Reading text.
Dearest monks and artists,
I am heading off to Scotland today to teach our Earth Monastery Intensive at the Bield retreat center in Perth with Betsey Beckman. Then we will travel together for four days on Iona, this will be our second visit and we are dreaming into a future retreat there.
St. Columcille, whose feast day was yesterday, was an Irish saint who journeyed by sea to Scotland and founded the monastery at Iona. There is a beautiful story that when he left Ireland he was overcome with grief at leaving his beloved homeland, but he felt the call to journey other places. The legend says that the night before he sailed off he spent the night sleeping on what was known as the “Flagstone of Loneliness” which was a large flat stone said to carry the grief of any person who spent the night there. It is a beautiful image of the elements, and in particular the density and gravity of stone, as an ally and support in our own tender human journeys.
This is a poem I wrote inspired by this image (first published in Boyne Berries journal and also appears in my upcoming book The Soul’s Slow Ripening: 12 Celtic Practices for Seekers of the Sacred):
Flagstone of Loneliness
“Fear not the heaviness you feel,
give your burdens back to the earth,
for heavy are the mountains, heavy the seas.”
–Rainer Maria Rilke, Sonnets to Orpheus
On nights when my heart is
thick with sadness and my
limbs and sighs are ballast,
I long to lie down on the
flagstone of loneliness
like Columcille before
he sailed to Iona, leaving behind
the land he loved.
What do the stones feel as
they gather our heaviness
into their granite endurance,
so patient as clouds release
their burden of rain upon them?
Even rivers part ways for boulders,
not willing to risk splitting them wide
and unleash the channel of ancient grief.
We climb rocky summits,
under the illusion we can defy
the gravity of sorrow,
hearts pounding in exhilaration
while mountains grow weightier
under tender feet.
If you sit by a stream and listen
as water makes music over rocks,
you will hear them keening.
-Christine Valters Paintner
May you find your life filled with solid stones able to help you hold the sadness you carry in you.

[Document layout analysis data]

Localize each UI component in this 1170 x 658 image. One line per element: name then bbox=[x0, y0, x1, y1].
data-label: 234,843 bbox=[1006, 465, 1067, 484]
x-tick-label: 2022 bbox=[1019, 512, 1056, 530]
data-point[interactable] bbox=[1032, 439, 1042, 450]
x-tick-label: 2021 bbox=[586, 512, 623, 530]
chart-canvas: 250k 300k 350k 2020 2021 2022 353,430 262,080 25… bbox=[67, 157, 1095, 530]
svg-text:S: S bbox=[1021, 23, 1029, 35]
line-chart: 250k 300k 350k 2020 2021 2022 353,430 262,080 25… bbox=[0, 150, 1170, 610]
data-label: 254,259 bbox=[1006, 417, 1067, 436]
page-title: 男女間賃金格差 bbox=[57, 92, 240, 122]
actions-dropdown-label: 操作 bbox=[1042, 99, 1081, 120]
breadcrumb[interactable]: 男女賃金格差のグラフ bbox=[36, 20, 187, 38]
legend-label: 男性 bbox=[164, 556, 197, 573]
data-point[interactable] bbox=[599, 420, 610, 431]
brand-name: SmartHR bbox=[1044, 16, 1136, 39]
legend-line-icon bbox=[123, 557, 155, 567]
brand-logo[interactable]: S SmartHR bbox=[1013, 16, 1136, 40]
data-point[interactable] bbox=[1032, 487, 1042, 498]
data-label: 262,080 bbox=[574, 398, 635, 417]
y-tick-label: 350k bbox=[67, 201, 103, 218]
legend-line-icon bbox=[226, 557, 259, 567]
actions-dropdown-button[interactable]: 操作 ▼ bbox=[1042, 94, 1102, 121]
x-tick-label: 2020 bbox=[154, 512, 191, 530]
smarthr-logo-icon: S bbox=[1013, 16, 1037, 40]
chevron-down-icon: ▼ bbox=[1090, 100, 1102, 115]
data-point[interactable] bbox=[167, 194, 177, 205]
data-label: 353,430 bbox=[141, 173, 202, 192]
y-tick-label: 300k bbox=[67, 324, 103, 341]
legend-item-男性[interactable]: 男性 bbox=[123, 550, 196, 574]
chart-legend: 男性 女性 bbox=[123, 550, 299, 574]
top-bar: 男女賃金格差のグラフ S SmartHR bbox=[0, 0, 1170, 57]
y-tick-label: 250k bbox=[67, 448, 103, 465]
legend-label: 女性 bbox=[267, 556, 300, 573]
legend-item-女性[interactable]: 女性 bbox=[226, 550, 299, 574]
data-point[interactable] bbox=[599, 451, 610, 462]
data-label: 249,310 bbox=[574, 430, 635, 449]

Work required.
Using the letter about Columcille, decide whether each statement agrees with it, answering yes or no and quoting the deciding words: (a) The Earth Monastery Intensive is taught at a retreat center in Perth; (b) the coming trip will be the first visit to Iona; (c) St. Columcille's feast day falls on the day the letter was written.

Answer for this exercise.
(a) Yes: "to teach our Earth Monastery Intensive at the Bield retreat center in Perth"
(b) No: "this will be our second visit"
(c) No: "whose feast day was yesterday"